* **EXERCISE TASK**
For each line that holds "icon", copy the line out.

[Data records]

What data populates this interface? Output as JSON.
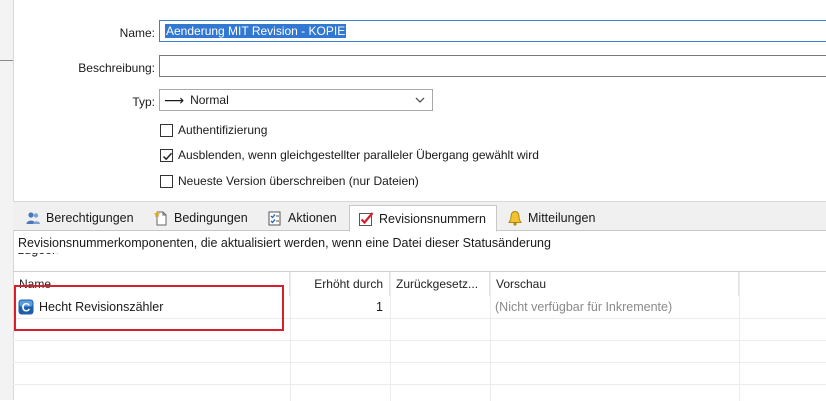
{
  "form": {
    "name_label": "Name:",
    "name_value": "Aenderung MIT Revision - KOPIE",
    "description_label": "Beschreibung:",
    "description_value": "",
    "type_label": "Typ:",
    "type_value": "Normal",
    "checkboxes": [
      {
        "label": "Authentifizierung",
        "checked": false
      },
      {
        "label": "Ausblenden, wenn gleichgestellter paralleler Übergang gewählt wird",
        "checked": true
      },
      {
        "label": "Neueste Version überschreiben (nur Dateien)",
        "checked": false
      }
    ]
  },
  "tabs": [
    {
      "label": "Berechtigungen",
      "icon": "people-icon"
    },
    {
      "label": "Bedingungen",
      "icon": "document-star-icon"
    },
    {
      "label": "Aktionen",
      "icon": "checklist-icon"
    },
    {
      "label": "Revisionsnummern",
      "icon": "red-check-icon",
      "active": true
    },
    {
      "label": "Mitteilungen",
      "icon": "bell-icon"
    }
  ],
  "panel": {
    "description": "Revisionsnummerkomponenten, die aktualisiert werden, wenn eine Datei dieser Statusänderung",
    "description_cut": "zugeordnet"
  },
  "table": {
    "columns": [
      "Name",
      "Erhöht durch",
      "Zurückgesetz...",
      "Vorschau"
    ],
    "rows": [
      {
        "name": "Hecht Revisionszähler",
        "increment": "1",
        "reset": "",
        "preview": "(Nicht verfügbar für Inkremente)"
      }
    ]
  },
  "colors": {
    "selection": "#3278d2",
    "highlight": "#d6202a",
    "accent_focus": "#3a7fd0"
  }
}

* **RESPONSE FOR THIS EXERCISE**
      "icon": "people-icon"
      "icon": "document-star-icon"
      "icon": "checklist-icon"
      "icon": "red-check-icon",
      "icon": "bell-icon"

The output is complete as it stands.